## GOAL OF THE EXERCISE
Write out each line beneath this one exactly as it reads.

-- START --

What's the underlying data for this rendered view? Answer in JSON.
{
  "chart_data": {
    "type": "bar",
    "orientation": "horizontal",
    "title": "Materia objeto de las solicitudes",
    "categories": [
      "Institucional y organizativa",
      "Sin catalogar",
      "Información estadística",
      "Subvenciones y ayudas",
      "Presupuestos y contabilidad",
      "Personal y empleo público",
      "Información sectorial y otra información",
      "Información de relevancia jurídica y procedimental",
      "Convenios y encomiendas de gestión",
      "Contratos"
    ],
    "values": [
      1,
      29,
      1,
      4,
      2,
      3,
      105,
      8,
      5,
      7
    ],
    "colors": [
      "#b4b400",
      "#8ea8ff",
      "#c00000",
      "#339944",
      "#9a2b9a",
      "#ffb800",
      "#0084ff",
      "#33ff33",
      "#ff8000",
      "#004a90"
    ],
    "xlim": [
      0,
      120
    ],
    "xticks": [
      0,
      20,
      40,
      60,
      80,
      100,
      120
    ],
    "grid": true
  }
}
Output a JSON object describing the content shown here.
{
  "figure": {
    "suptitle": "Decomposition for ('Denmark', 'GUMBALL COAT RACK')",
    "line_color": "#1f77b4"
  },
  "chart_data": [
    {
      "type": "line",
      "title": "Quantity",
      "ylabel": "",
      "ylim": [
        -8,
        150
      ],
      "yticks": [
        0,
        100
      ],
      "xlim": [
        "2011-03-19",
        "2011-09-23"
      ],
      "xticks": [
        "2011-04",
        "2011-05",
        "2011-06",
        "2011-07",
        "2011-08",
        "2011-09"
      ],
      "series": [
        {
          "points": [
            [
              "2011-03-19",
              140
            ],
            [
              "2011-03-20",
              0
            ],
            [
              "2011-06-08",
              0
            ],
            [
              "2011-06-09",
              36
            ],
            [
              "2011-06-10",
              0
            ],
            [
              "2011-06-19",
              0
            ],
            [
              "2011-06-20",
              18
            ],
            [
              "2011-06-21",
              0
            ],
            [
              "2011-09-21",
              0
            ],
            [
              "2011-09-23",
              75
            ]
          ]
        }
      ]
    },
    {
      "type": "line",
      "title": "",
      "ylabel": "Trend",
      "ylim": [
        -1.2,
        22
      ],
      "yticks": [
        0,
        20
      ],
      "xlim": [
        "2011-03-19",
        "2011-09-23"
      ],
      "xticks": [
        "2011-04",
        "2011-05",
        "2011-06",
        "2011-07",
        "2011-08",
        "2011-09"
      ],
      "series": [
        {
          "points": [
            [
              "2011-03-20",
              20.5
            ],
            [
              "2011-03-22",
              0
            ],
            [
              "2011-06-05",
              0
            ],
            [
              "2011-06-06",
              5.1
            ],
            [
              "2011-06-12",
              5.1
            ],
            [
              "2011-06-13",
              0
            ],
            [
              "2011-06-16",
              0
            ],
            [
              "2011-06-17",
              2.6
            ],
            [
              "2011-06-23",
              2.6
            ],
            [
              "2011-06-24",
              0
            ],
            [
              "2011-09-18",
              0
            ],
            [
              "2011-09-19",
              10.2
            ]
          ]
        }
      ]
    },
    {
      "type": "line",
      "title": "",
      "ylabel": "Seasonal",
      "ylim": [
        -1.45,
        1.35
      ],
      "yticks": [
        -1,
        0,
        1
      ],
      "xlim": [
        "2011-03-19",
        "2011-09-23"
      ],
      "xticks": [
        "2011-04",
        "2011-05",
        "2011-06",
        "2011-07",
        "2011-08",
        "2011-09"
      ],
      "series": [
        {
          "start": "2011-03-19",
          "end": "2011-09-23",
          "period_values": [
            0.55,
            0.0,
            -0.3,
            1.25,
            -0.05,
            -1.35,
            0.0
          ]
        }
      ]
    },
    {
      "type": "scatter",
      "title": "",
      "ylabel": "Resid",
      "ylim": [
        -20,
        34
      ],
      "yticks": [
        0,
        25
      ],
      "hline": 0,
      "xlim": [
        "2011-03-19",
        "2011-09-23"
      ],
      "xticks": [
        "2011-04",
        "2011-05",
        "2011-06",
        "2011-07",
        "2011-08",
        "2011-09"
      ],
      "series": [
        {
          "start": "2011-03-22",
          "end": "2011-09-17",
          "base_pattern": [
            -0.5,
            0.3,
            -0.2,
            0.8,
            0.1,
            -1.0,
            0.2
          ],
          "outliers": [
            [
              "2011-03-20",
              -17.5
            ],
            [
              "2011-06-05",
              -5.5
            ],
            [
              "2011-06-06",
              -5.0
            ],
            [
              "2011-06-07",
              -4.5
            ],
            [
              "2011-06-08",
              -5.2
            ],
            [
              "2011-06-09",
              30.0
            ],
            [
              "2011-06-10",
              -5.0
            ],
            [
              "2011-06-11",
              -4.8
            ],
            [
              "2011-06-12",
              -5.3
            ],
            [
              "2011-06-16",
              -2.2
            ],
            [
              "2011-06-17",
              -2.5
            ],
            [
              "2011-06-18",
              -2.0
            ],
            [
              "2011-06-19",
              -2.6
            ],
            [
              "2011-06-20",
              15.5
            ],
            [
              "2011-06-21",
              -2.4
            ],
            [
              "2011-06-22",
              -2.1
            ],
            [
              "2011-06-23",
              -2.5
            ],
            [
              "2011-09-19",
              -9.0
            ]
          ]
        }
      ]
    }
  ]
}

-- END --

## CORRECT RESULT
What's the underlying data for this rendered view? Answer in JSON.
{
  "chart_data": {
    "type": "bar",
    "orientation": "horizontal",
    "title": "Materia objeto de las solicitudes",
    "categories": [
      "Institucional y organizativa",
      "Sin catalogar",
      "Información estadística",
      "Subvenciones y ayudas",
      "Presupuestos y contabilidad",
      "Personal y empleo público",
      "Información sectorial y otra información",
      "Información de relevancia jurídica y procedimental",
      "Convenios y encomiendas de gestión",
      "Contratos"
    ],
    "values": [
      1,
      29,
      1,
      4,
      2,
      3,
      105,
      8,
      5,
      7
    ],
    "colors": [
      "#b4b400",
      "#8ea8ff",
      "#c00000",
      "#339944",
      "#9a2b9a",
      "#ffb800",
      "#0084ff",
      "#33ff33",
      "#ff8000",
      "#004a90"
    ],
    "xlim": [
      0,
      120
    ],
    "xticks": [
      0,
      20,
      40,
      60,
      80,
      100,
      120
    ],
    "grid": true
  }
}
Output a JSON object describing the content shown here.
{
  "figure": {
    "suptitle": "Decomposition for ('Denmark', 'GUMBALL COAT RACK')",
    "line_color": "#1f77b4"
  },
  "chart_data": [
    {
      "type": "line",
      "title": "Quantity",
      "ylabel": "",
      "ylim": [
        -8,
        150
      ],
      "yticks": [
        0,
        100
      ],
      "xlim": [
        "2011-03-19",
        "2011-09-23"
      ],
      "xticks": [
        "2011-04",
        "2011-05",
        "2011-06",
        "2011-07",
        "2011-08",
        "2011-09"
      ],
      "series": [
        {
          "points": [
            [
              "2011-03-19",
              140
            ],
            [
              "2011-03-20",
              0
            ],
            [
              "2011-06-08",
              0
            ],
            [
              "2011-06-09",
              36
            ],
            [
              "2011-06-10",
              0
            ],
            [
              "2011-06-19",
              0
            ],
            [
              "2011-06-20",
              18
            ],
            [
              "2011-06-21",
              0
            ],
            [
              "2011-09-21",
              0
            ],
            [
              "2011-09-23",
              75
            ]
          ]
        }
      ]
    },
    {
      "type": "line",
      "title": "",
      "ylabel": "Trend",
      "ylim": [
        -1.2,
        22
      ],
      "yticks": [
        0,
        20
      ],
      "xlim": [
        "2011-03-19",
        "2011-09-23"
      ],
      "xticks": [
        "2011-04",
        "2011-05",
        "2011-06",
        "2011-07",
        "2011-08",
        "2011-09"
      ],
      "series": [
        {
          "points": [
            [
              "2011-03-20",
              20.5
            ],
            [
              "2011-03-22",
              0
            ],
            [
              "2011-06-05",
              0
            ],
            [
              "2011-06-06",
              5.1
            ],
            [
              "2011-06-12",
              5.1
            ],
            [
              "2011-06-13",
              0
            ],
            [
              "2011-06-16",
              0
            ],
            [
              "2011-06-17",
              2.6
            ],
            [
              "2011-06-23",
              2.6
            ],
            [
              "2011-06-24",
              0
            ],
            [
              "2011-09-18",
              0
            ],
            [
              "2011-09-19",
              10.2
            ]
          ]
        }
      ]
    },
    {
      "type": "line",
      "title": "",
      "ylabel": "Seasonal",
      "ylim": [
        -1.45,
        1.35
      ],
      "yticks": [
        -1,
        0,
        1
      ],
      "xlim": [
        "2011-03-19",
        "2011-09-23"
      ],
      "xticks": [
        "2011-04",
        "2011-05",
        "2011-06",
        "2011-07",
        "2011-08",
        "2011-09"
      ],
      "series": [
        {
          "start": "2011-03-19",
          "end": "2011-09-23",
          "period_values": [
            0.55,
            0.0,
            -0.3,
            1.25,
            -0.05,
            -1.35,
            0.0
          ]
        }
      ]
    },
    {
      "type": "scatter",
      "title": "",
      "ylabel": "Resid",
      "ylim": [
        -20,
        34
      ],
      "yticks": [
        0,
        25
      ],
      "hline": 0,
      "xlim": [
        "2011-03-19",
        "2011-09-23"
      ],
      "xticks": [
        "2011-04",
        "2011-05",
        "2011-06",
        "2011-07",
        "2011-08",
        "2011-09"
      ],
      "series": [
        {
          "start": "2011-03-22",
          "end": "2011-09-17",
          "base_pattern": [
            -0.5,
            0.3,
            -0.2,
            0.8,
            0.1,
            -1.0,
            0.2
          ],
          "outliers": [
            [
              "2011-03-20",
              -17.5
            ],
            [
              "2011-06-05",
              -5.5
            ],
            [
              "2011-06-06",
              -5.0
            ],
            [
              "2011-06-07",
              -4.5
            ],
            [
              "2011-06-08",
              -5.2
            ],
            [
              "2011-06-09",
              30.0
            ],
            [
              "2011-06-10",
              -5.0
            ],
            [
              "2011-06-11",
              -4.8
            ],
            [
              "2011-06-12",
              -5.3
            ],
            [
              "2011-06-16",
              -2.2
            ],
            [
              "2011-06-17",
              -2.5
            ],
            [
              "2011-06-18",
              -2.0
            ],
            [
              "2011-06-19",
              -2.6
            ],
            [
              "2011-06-20",
              15.5
            ],
            [
              "2011-06-21",
              -2.4
            ],
            [
              "2011-06-22",
              -2.1
            ],
            [
              "2011-06-23",
              -2.5
            ],
            [
              "2011-09-19",
              -9.0
            ]
          ]
        }
      ]
    }
  ]
}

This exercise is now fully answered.